_DATA SECTION_:
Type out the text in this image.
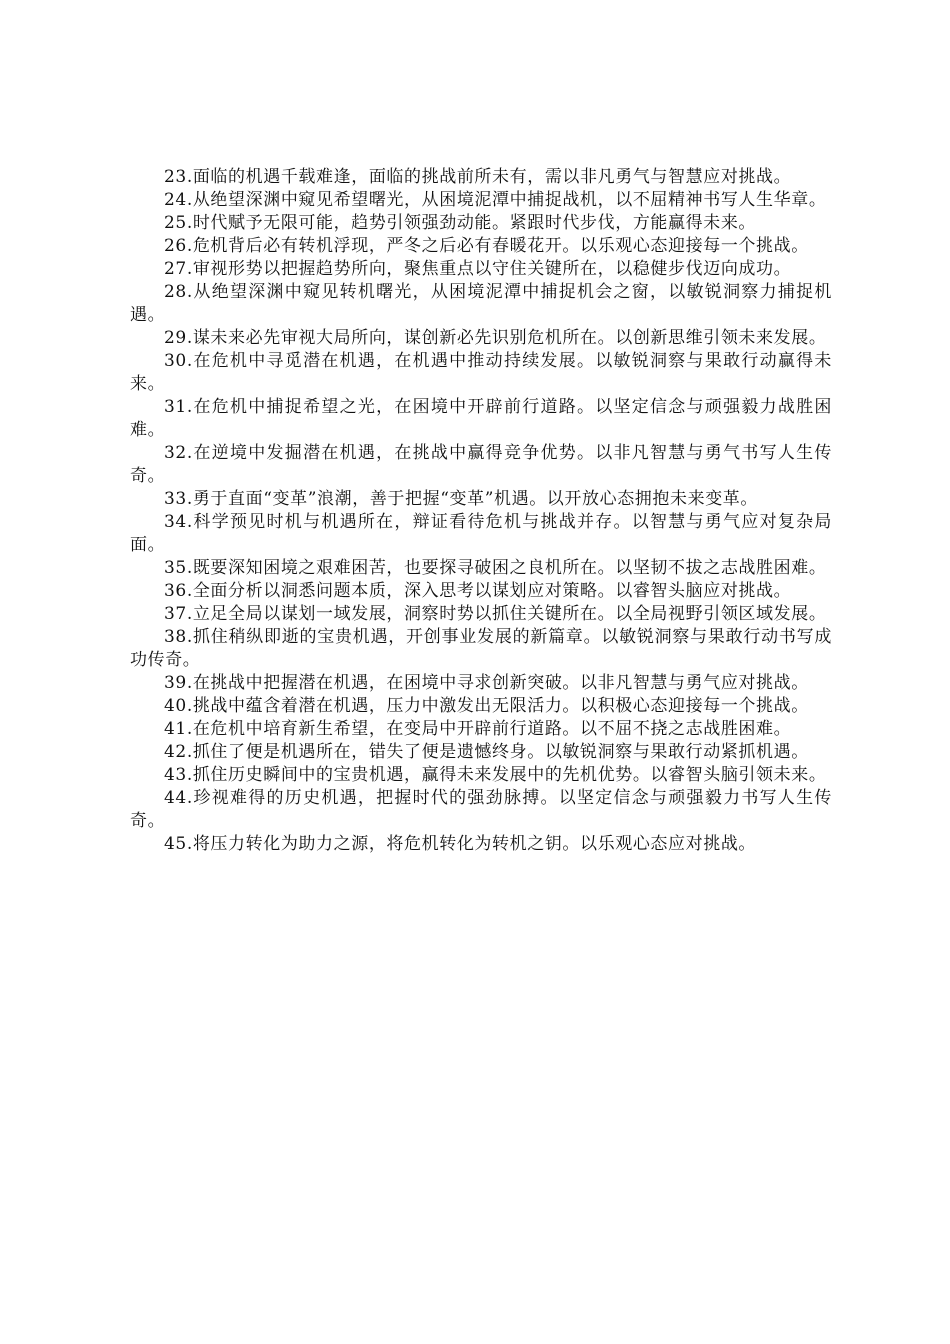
23.面临的机遇千载难逢，面临的挑战前所未有，需以非凡勇气与智慧应对挑战。

24.从绝望深渊中窥见希望曙光，从困境泥潭中捕捉战机，以不屈精神书写人生华章。

25.时代赋予无限可能，趋势引领强劲动能。紧跟时代步伐，方能赢得未来。

26.危机背后必有转机浮现，严冬之后必有春暖花开。以乐观心态迎接每一个挑战。

27.审视形势以把握趋势所向，聚焦重点以守住关键所在，以稳健步伐迈向成功。

28.从绝望深渊中窥见转机曙光，从困境泥潭中捕捉机会之窗，以敏锐洞察力捕捉机遇。

29.谋未来必先审视大局所向，谋创新必先识别危机所在。以创新思维引领未来发展。

30.在危机中寻觅潜在机遇，在机遇中推动持续发展。以敏锐洞察与果敢行动赢得未来。

31.在危机中捕捉希望之光，在困境中开辟前行道路。以坚定信念与顽强毅力战胜困难。

32.在逆境中发掘潜在机遇，在挑战中赢得竞争优势。以非凡智慧与勇气书写人生传奇。

33.勇于直面“变革”浪潮，善于把握“变革”机遇。以开放心态拥抱未来变革。

34.科学预见时机与机遇所在，辩证看待危机与挑战并存。以智慧与勇气应对复杂局面。

35.既要深知困境之艰难困苦，也要探寻破困之良机所在。以坚韧不拔之志战胜困难。

36.全面分析以洞悉问题本质，深入思考以谋划应对策略。以睿智头脑应对挑战。

37.立足全局以谋划一域发展，洞察时势以抓住关键所在。以全局视野引领区域发展。

38.抓住稍纵即逝的宝贵机遇，开创事业发展的新篇章。以敏锐洞察与果敢行动书写成功传奇。

39.在挑战中把握潜在机遇，在困境中寻求创新突破。以非凡智慧与勇气应对挑战。

40.挑战中蕴含着潜在机遇，压力中激发出无限活力。以积极心态迎接每一个挑战。

41.在危机中培育新生希望，在变局中开辟前行道路。以不屈不挠之志战胜困难。

42.抓住了便是机遇所在，错失了便是遗憾终身。以敏锐洞察与果敢行动紧抓机遇。

43.抓住历史瞬间中的宝贵机遇，赢得未来发展中的先机优势。以睿智头脑引领未来。

44.珍视难得的历史机遇，把握时代的强劲脉搏。以坚定信念与顽强毅力书写人生传奇。

45.将压力转化为助力之源，将危机转化为转机之钥。以乐观心态应对挑战。
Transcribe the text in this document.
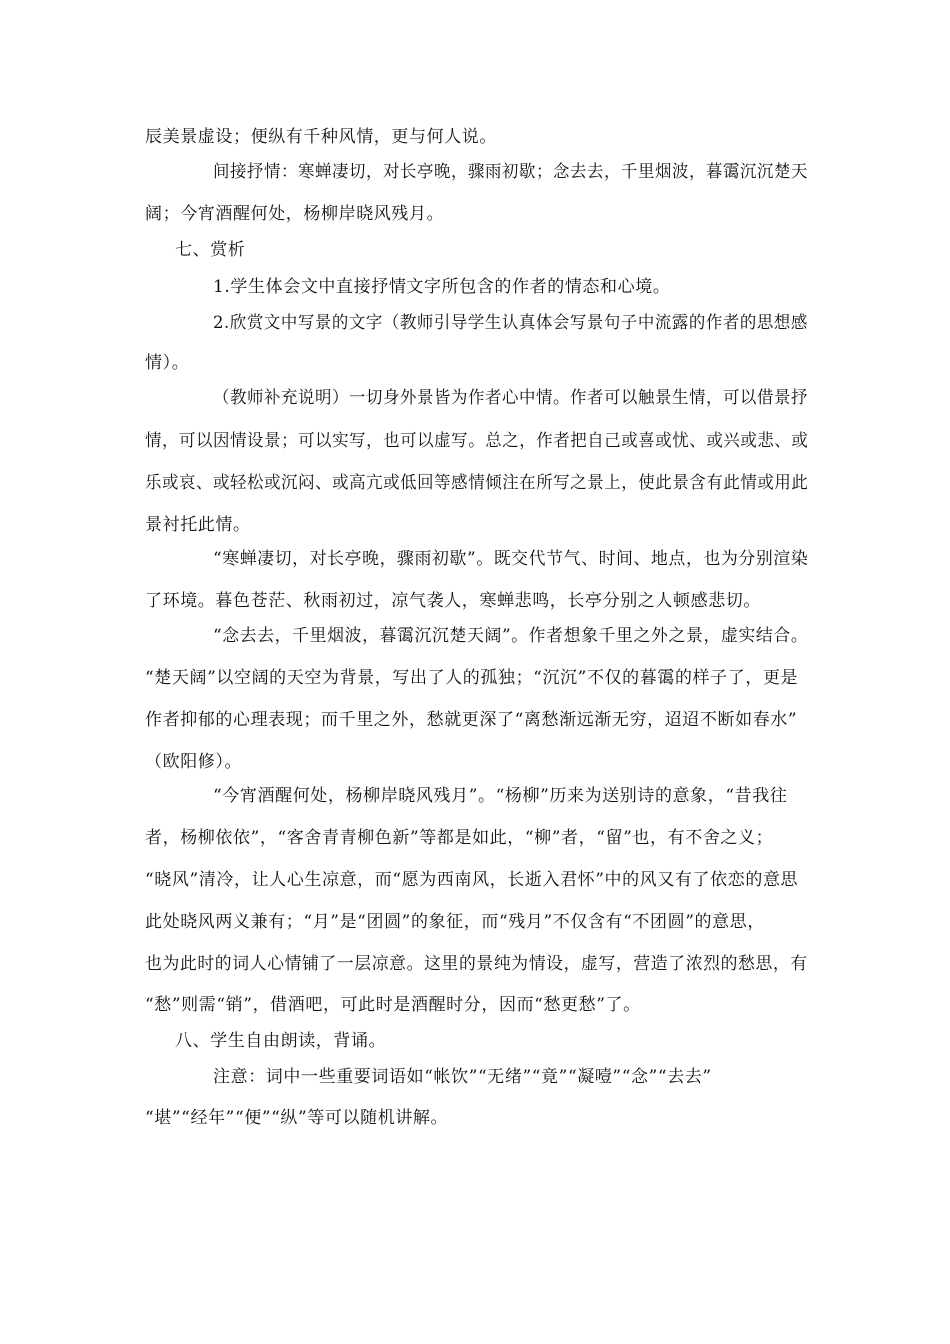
辰美景虚设；便纵有千种风情，更与何人说。
间接抒情：寒蝉凄切，对长亭晚，骤雨初歇；念去去，千里烟波，暮霭沉沉楚天
阔；今宵酒醒何处，杨柳岸晓风残月。
七、赏析
1.学生体会文中直接抒情文字所包含的作者的情态和心境。
2.欣赏文中写景的文字（教师引导学生认真体会写景句子中流露的作者的思想感
情）。
（教师补充说明）一切身外景皆为作者心中情。作者可以触景生情，可以借景抒
情，可以因情设景；可以实写，也可以虚写。总之，作者把自己或喜或忧、或兴或悲、或
乐或哀、或轻松或沉闷、或高亢或低回等感情倾注在所写之景上，使此景含有此情或用此
景衬托此情。
“寒蝉凄切，对长亭晚，骤雨初歇”。既交代节气、时间、地点，也为分别渲染
了环境。暮色苍茫、秋雨初过，凉气袭人，寒蝉悲鸣，长亭分别之人顿感悲切。
“念去去，千里烟波，暮霭沉沉楚天阔”。作者想象千里之外之景，虚实结合。
“楚天阔”以空阔的天空为背景，写出了人的孤独；“沉沉”不仅的暮霭的样子了，更是
作者抑郁的心理表现；而千里之外，愁就更深了“离愁渐远渐无穷，迢迢不断如春水”
（欧阳修）。
“今宵酒醒何处，杨柳岸晓风残月”。“杨柳”历来为送别诗的意象，“昔我往
者，杨柳依依”，“客舍青青柳色新”等都是如此，“柳”者，“留”也，有不舍之义；
“晓风”清冷，让人心生凉意，而“愿为西南风，长逝入君怀”中的风又有了依恋的意思
此处晓风两义兼有；“月”是“团圆”的象征，而“残月”不仅含有“不团圆”的意思，
也为此时的词人心情铺了一层凉意。这里的景纯为情设，虚写，营造了浓烈的愁思，有
“愁”则需“销”，借酒吧，可此时是酒醒时分，因而“愁更愁”了。
八、学生自由朗读，背诵。
注意：词中一些重要词语如“帐饮”“无绪”“竟”“凝噎”“念”“去去”
“堪”“经年”“便”“纵”等可以随机讲解。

_THE TASK_:
Copy each line above precisely, dropping the pictures.

_EXERCISE RESULT_:
Type out the text in this image.
23.面临的机遇千载难逢，面临的挑战前所未有，需以非凡勇气与智慧应对挑战。

24.从绝望深渊中窥见希望曙光，从困境泥潭中捕捉战机，以不屈精神书写人生华章。

25.时代赋予无限可能，趋势引领强劲动能。紧跟时代步伐，方能赢得未来。

26.危机背后必有转机浮现，严冬之后必有春暖花开。以乐观心态迎接每一个挑战。

27.审视形势以把握趋势所向，聚焦重点以守住关键所在，以稳健步伐迈向成功。

28.从绝望深渊中窥见转机曙光，从困境泥潭中捕捉机会之窗，以敏锐洞察力捕捉机遇。

29.谋未来必先审视大局所向，谋创新必先识别危机所在。以创新思维引领未来发展。

30.在危机中寻觅潜在机遇，在机遇中推动持续发展。以敏锐洞察与果敢行动赢得未来。

31.在危机中捕捉希望之光，在困境中开辟前行道路。以坚定信念与顽强毅力战胜困难。

32.在逆境中发掘潜在机遇，在挑战中赢得竞争优势。以非凡智慧与勇气书写人生传奇。

33.勇于直面“变革”浪潮，善于把握“变革”机遇。以开放心态拥抱未来变革。

34.科学预见时机与机遇所在，辩证看待危机与挑战并存。以智慧与勇气应对复杂局面。

35.既要深知困境之艰难困苦，也要探寻破困之良机所在。以坚韧不拔之志战胜困难。

36.全面分析以洞悉问题本质，深入思考以谋划应对策略。以睿智头脑应对挑战。

37.立足全局以谋划一域发展，洞察时势以抓住关键所在。以全局视野引领区域发展。

38.抓住稍纵即逝的宝贵机遇，开创事业发展的新篇章。以敏锐洞察与果敢行动书写成功传奇。

39.在挑战中把握潜在机遇，在困境中寻求创新突破。以非凡智慧与勇气应对挑战。

40.挑战中蕴含着潜在机遇，压力中激发出无限活力。以积极心态迎接每一个挑战。

41.在危机中培育新生希望，在变局中开辟前行道路。以不屈不挠之志战胜困难。

42.抓住了便是机遇所在，错失了便是遗憾终身。以敏锐洞察与果敢行动紧抓机遇。

43.抓住历史瞬间中的宝贵机遇，赢得未来发展中的先机优势。以睿智头脑引领未来。

44.珍视难得的历史机遇，把握时代的强劲脉搏。以坚定信念与顽强毅力书写人生传奇。

45.将压力转化为助力之源，将危机转化为转机之钥。以乐观心态应对挑战。
Transcribe the text in this document.
辰美景虚设；便纵有千种风情，更与何人说。
间接抒情：寒蝉凄切，对长亭晚，骤雨初歇；念去去，千里烟波，暮霭沉沉楚天
阔；今宵酒醒何处，杨柳岸晓风残月。
七、赏析
1.学生体会文中直接抒情文字所包含的作者的情态和心境。
2.欣赏文中写景的文字（教师引导学生认真体会写景句子中流露的作者的思想感
情）。
（教师补充说明）一切身外景皆为作者心中情。作者可以触景生情，可以借景抒
情，可以因情设景；可以实写，也可以虚写。总之，作者把自己或喜或忧、或兴或悲、或
乐或哀、或轻松或沉闷、或高亢或低回等感情倾注在所写之景上，使此景含有此情或用此
景衬托此情。
“寒蝉凄切，对长亭晚，骤雨初歇”。既交代节气、时间、地点，也为分别渲染
了环境。暮色苍茫、秋雨初过，凉气袭人，寒蝉悲鸣，长亭分别之人顿感悲切。
“念去去，千里烟波，暮霭沉沉楚天阔”。作者想象千里之外之景，虚实结合。
“楚天阔”以空阔的天空为背景，写出了人的孤独；“沉沉”不仅的暮霭的样子了，更是
作者抑郁的心理表现；而千里之外，愁就更深了“离愁渐远渐无穷，迢迢不断如春水”
（欧阳修）。
“今宵酒醒何处，杨柳岸晓风残月”。“杨柳”历来为送别诗的意象，“昔我往
者，杨柳依依”，“客舍青青柳色新”等都是如此，“柳”者，“留”也，有不舍之义；
“晓风”清冷，让人心生凉意，而“愿为西南风，长逝入君怀”中的风又有了依恋的意思
此处晓风两义兼有；“月”是“团圆”的象征，而“残月”不仅含有“不团圆”的意思，
也为此时的词人心情铺了一层凉意。这里的景纯为情设，虚写，营造了浓烈的愁思，有
“愁”则需“销”，借酒吧，可此时是酒醒时分，因而“愁更愁”了。
八、学生自由朗读，背诵。
注意：词中一些重要词语如“帐饮”“无绪”“竟”“凝噎”“念”“去去”
“堪”“经年”“便”“纵”等可以随机讲解。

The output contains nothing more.